>> START Material supplied

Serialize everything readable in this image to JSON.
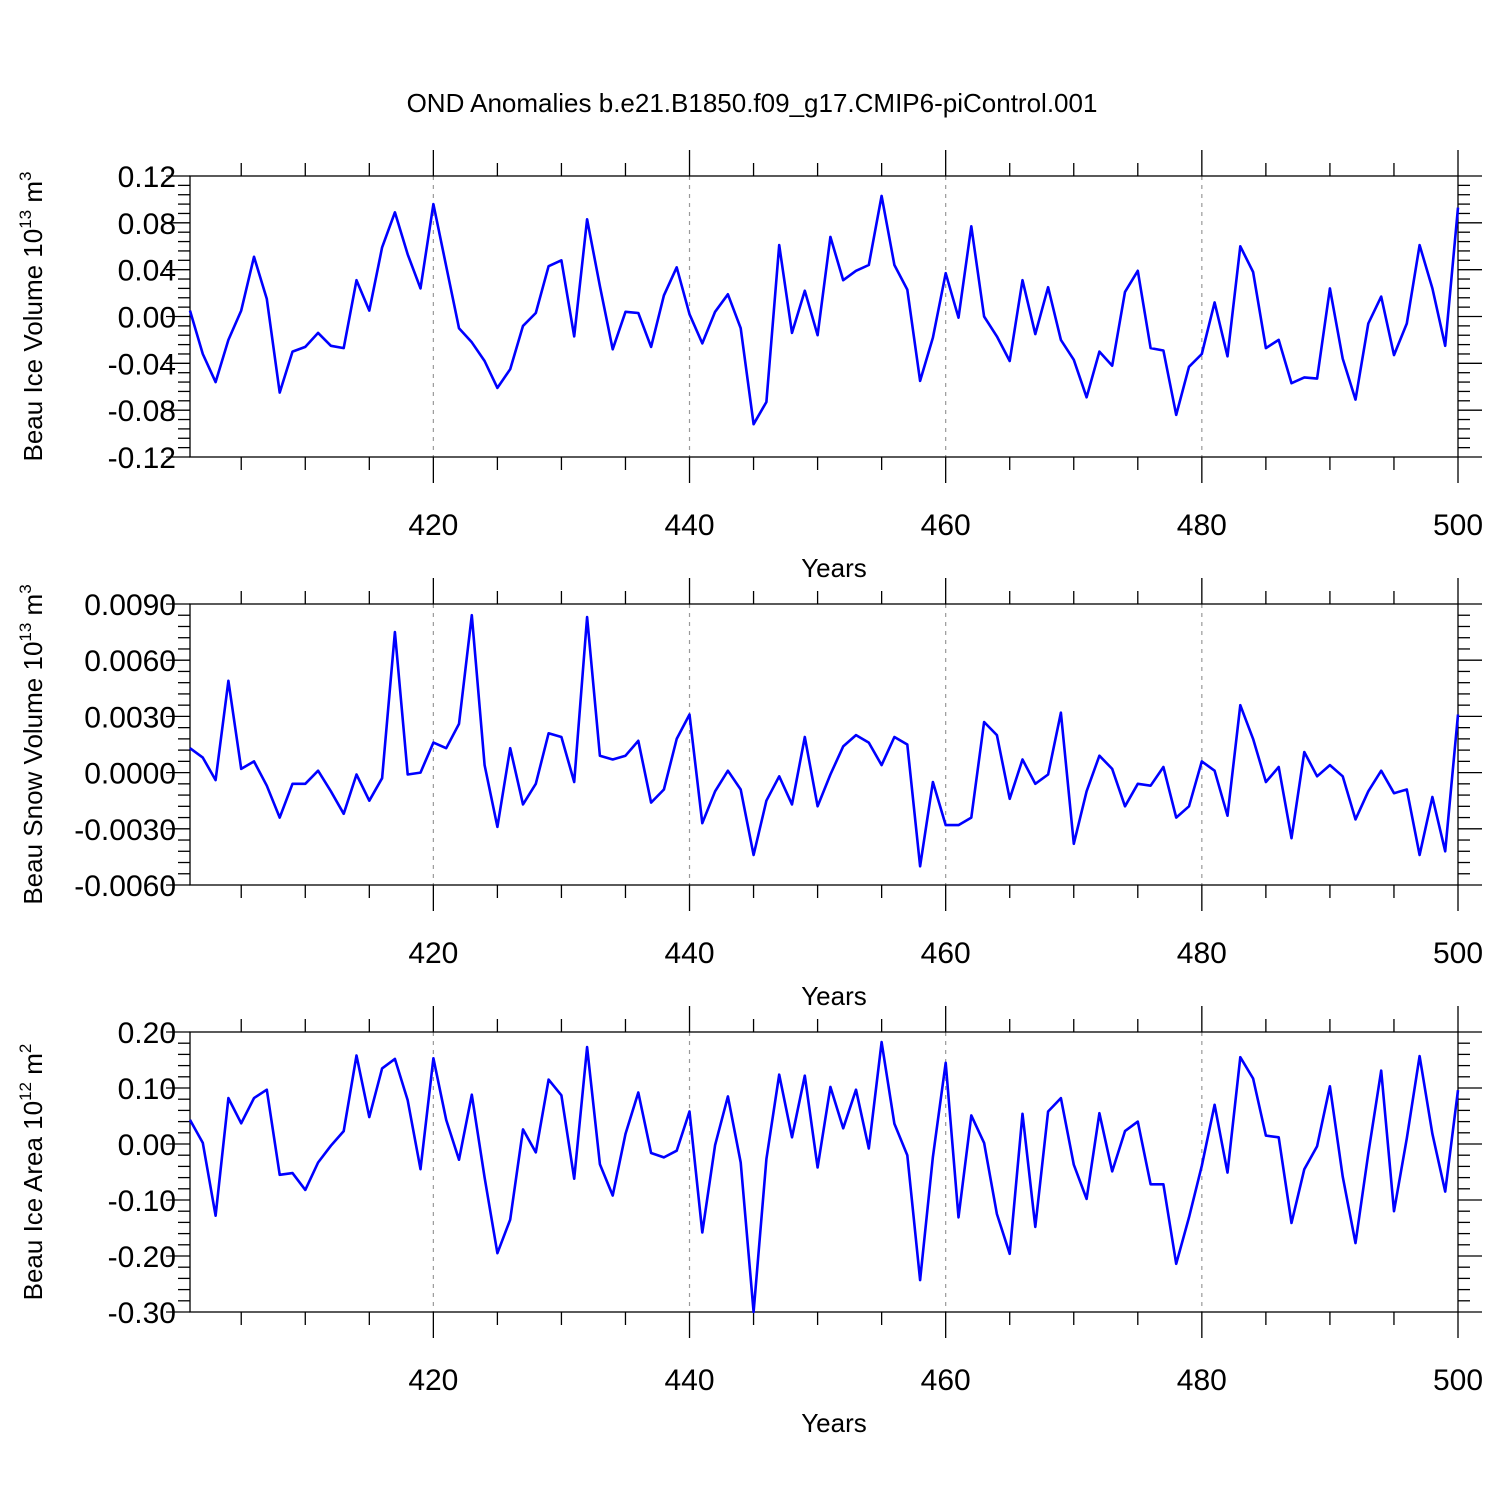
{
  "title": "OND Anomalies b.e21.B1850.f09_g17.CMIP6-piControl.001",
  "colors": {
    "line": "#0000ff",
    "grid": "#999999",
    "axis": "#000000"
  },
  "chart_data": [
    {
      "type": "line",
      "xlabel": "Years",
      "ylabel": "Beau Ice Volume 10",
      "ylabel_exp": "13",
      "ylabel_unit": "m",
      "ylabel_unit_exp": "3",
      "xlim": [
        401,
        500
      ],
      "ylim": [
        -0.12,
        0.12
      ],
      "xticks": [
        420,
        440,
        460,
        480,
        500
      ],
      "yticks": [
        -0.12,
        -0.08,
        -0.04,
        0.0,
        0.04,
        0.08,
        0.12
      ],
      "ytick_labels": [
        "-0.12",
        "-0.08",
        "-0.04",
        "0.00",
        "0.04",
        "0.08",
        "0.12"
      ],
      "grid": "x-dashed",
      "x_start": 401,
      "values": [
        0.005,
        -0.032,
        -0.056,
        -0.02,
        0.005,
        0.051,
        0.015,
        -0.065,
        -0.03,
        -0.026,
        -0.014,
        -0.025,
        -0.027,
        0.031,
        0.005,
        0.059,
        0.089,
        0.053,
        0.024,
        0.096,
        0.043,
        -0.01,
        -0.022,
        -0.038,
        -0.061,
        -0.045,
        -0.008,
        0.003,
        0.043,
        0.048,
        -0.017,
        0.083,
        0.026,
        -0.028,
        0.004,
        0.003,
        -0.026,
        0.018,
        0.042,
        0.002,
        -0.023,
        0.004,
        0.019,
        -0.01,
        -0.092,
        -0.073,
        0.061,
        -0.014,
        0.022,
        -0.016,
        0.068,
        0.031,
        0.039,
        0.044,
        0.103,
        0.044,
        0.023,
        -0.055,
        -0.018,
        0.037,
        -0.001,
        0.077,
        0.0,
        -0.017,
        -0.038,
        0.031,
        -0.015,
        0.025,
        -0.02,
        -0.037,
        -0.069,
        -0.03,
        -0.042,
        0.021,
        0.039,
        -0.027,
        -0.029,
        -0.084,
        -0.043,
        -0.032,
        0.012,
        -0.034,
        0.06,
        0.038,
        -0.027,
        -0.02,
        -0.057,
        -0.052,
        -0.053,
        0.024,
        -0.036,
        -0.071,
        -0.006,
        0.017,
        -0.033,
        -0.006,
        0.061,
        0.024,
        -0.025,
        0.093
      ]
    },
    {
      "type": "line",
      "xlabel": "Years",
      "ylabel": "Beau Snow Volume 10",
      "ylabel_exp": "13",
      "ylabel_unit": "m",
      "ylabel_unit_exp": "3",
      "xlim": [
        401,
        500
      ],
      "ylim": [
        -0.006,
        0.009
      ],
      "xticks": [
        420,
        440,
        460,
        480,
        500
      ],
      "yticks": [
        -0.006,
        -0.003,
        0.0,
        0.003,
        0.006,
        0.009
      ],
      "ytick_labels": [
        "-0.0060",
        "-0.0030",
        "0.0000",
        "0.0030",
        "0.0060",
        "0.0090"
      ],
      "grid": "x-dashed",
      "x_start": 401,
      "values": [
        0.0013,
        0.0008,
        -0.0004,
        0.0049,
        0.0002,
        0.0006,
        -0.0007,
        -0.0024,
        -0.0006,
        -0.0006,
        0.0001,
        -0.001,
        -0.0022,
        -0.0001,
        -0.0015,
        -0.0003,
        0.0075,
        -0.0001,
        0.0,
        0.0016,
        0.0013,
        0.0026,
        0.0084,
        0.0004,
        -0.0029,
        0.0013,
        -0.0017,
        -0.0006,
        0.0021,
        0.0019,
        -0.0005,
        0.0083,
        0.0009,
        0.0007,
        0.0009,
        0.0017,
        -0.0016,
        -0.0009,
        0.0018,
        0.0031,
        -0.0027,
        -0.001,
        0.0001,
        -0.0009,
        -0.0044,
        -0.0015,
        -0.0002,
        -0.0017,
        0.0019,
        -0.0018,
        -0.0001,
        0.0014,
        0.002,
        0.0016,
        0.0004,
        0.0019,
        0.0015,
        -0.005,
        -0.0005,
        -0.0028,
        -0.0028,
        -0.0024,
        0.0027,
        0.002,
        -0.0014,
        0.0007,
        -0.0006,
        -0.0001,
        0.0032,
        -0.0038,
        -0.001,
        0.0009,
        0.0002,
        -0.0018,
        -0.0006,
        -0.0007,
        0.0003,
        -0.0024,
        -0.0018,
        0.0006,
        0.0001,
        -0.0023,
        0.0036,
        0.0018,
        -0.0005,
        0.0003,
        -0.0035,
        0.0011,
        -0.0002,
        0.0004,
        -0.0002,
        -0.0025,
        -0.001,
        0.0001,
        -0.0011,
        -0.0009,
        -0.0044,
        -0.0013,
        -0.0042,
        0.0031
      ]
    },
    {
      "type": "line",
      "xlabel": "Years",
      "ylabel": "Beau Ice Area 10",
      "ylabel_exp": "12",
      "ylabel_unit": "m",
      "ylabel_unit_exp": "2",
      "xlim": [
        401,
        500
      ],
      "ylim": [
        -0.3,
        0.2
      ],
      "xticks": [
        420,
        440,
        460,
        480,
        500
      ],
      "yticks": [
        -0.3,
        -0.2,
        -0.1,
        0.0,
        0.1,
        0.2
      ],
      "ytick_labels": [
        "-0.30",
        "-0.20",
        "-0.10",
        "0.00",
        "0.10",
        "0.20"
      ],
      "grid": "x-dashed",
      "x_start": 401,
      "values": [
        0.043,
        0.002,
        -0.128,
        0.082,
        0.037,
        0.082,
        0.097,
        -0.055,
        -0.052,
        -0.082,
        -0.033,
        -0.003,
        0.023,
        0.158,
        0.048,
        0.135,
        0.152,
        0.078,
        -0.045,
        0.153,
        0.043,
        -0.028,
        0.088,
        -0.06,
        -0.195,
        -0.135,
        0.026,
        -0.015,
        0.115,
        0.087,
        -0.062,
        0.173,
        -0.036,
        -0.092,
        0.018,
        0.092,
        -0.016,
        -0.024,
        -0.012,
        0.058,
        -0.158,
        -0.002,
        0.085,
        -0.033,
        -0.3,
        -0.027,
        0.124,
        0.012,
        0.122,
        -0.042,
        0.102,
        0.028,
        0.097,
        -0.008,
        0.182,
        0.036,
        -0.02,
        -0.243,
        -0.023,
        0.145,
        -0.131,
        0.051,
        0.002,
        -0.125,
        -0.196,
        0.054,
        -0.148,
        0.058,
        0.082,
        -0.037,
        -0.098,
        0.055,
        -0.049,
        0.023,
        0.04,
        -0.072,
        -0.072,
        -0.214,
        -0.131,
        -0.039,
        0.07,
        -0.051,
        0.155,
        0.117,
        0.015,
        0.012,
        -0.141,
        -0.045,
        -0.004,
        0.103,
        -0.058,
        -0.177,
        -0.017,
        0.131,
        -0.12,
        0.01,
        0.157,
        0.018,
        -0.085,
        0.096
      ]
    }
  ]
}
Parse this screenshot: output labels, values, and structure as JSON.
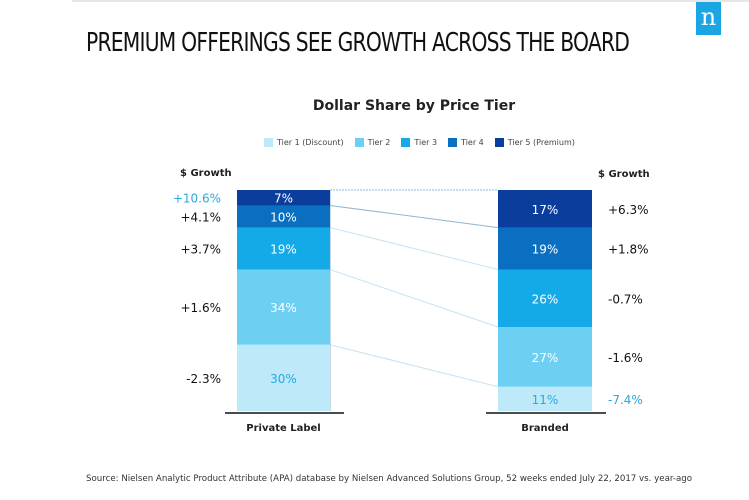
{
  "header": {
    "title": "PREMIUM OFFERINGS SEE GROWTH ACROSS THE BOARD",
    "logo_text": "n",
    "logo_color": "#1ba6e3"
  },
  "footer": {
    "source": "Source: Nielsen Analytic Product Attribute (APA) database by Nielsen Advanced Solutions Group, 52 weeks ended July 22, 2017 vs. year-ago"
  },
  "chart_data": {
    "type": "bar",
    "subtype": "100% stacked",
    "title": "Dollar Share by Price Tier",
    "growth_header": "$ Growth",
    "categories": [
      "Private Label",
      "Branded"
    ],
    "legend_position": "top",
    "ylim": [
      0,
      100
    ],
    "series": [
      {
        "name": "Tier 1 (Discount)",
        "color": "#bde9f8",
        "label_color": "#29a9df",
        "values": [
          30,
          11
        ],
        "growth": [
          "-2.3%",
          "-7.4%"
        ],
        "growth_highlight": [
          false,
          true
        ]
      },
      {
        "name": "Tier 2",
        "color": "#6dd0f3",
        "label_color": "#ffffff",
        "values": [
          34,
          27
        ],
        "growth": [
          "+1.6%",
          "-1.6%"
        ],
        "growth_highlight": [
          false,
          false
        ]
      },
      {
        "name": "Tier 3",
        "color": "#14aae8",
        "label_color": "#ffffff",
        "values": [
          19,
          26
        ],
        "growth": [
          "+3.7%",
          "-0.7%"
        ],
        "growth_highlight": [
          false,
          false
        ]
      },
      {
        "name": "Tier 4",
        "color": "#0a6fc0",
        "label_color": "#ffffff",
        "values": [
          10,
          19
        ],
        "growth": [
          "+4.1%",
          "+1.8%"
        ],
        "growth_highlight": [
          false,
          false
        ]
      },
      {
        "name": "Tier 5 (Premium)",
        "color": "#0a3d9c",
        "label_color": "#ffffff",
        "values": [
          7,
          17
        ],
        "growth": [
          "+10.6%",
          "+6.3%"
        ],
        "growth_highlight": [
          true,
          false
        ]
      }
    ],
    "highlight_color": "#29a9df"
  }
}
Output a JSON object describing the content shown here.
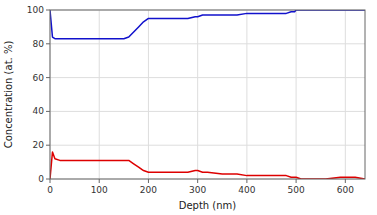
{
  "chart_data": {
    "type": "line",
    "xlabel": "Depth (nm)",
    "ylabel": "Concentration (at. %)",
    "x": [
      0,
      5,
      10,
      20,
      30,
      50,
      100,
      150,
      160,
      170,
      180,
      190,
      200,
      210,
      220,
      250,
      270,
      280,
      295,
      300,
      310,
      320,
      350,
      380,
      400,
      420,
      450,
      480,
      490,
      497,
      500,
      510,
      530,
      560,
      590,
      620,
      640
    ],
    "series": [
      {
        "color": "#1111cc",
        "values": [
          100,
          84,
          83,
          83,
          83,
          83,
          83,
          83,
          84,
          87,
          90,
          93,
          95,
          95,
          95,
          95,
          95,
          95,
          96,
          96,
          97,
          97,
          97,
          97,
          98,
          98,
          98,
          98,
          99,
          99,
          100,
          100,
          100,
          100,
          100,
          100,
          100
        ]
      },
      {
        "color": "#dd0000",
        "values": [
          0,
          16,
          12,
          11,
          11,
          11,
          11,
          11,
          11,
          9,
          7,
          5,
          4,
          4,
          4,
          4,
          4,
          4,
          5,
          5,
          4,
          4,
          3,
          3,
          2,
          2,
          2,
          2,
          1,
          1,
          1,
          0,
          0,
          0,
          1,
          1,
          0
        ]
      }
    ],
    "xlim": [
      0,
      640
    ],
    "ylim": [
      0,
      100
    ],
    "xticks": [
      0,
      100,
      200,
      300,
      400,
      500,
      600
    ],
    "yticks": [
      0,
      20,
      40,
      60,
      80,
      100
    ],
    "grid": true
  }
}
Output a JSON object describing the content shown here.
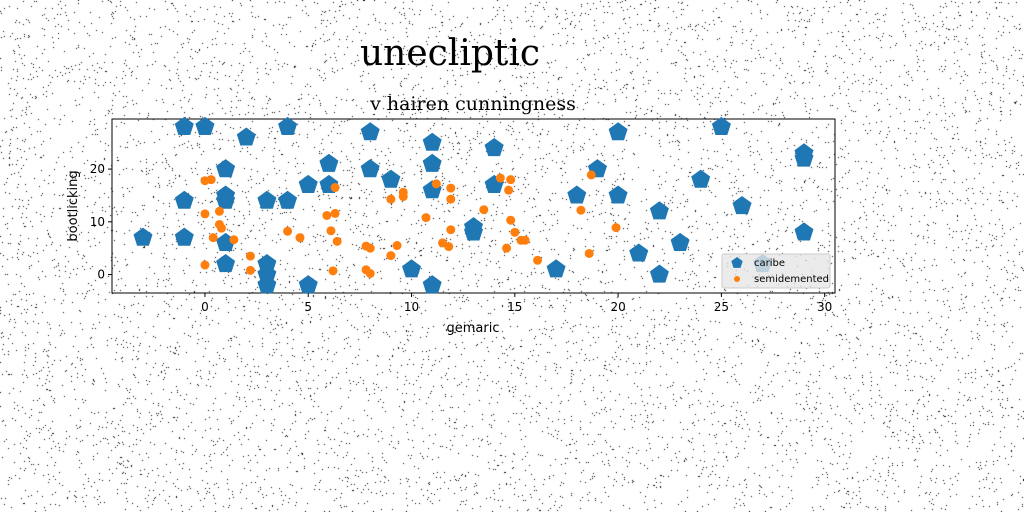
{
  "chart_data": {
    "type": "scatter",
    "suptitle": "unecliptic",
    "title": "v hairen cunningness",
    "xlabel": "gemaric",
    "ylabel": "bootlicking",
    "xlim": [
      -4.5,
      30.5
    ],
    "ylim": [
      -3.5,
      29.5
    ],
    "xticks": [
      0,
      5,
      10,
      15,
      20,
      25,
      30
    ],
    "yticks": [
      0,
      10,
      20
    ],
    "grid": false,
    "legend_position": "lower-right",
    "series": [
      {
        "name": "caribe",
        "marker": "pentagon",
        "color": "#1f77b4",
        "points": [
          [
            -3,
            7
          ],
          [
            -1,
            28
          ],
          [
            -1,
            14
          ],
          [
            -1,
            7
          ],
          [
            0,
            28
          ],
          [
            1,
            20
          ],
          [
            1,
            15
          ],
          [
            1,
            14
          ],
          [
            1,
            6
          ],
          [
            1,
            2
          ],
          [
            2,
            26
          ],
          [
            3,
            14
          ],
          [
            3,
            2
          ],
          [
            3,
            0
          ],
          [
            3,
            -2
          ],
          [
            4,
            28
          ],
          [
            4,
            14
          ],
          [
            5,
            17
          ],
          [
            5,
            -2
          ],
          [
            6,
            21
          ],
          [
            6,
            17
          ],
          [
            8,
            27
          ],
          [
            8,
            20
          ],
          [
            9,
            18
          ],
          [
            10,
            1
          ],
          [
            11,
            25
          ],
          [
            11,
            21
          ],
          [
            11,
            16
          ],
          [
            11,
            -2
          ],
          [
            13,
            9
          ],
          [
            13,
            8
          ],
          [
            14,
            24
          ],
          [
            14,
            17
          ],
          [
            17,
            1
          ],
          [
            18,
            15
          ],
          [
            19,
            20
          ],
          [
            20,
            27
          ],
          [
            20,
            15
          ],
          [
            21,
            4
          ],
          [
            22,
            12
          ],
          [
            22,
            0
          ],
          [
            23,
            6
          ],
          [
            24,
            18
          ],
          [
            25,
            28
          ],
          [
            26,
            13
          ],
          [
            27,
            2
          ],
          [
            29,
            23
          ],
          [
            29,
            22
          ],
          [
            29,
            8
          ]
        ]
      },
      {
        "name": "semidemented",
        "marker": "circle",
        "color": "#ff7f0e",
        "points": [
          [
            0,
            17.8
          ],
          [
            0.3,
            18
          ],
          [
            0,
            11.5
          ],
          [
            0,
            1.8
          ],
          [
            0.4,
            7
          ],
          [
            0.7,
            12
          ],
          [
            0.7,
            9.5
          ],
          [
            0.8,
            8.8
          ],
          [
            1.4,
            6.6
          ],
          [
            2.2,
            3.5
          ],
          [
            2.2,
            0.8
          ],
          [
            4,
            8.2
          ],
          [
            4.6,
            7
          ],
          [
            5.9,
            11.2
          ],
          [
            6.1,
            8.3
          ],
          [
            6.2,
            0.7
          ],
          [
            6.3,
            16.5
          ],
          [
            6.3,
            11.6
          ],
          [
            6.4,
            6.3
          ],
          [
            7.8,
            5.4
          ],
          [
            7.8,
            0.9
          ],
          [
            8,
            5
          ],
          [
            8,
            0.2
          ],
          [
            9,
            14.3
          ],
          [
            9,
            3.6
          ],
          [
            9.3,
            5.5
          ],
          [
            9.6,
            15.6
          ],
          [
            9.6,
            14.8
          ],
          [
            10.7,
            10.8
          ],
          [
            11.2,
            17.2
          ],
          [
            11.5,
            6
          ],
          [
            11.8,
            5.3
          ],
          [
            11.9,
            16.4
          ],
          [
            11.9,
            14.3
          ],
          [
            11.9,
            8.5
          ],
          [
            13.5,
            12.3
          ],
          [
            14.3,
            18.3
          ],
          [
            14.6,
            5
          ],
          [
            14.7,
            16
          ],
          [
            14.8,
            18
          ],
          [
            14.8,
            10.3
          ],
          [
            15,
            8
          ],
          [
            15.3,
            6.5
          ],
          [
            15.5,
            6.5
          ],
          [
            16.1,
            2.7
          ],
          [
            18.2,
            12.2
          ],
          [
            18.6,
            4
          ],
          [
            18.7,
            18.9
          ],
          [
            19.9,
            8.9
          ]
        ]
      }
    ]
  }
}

>> END Material supplied

(Task prompt) Using the records above, select and copy every line that has the word "JSON".

(Response below)
Serialize everything readable in this image to JSON.
Parse this screenshot: output labels, values, and structure as JSON.
Output a JSON object describing the content shown here.
Output a JSON object describing the content shown here.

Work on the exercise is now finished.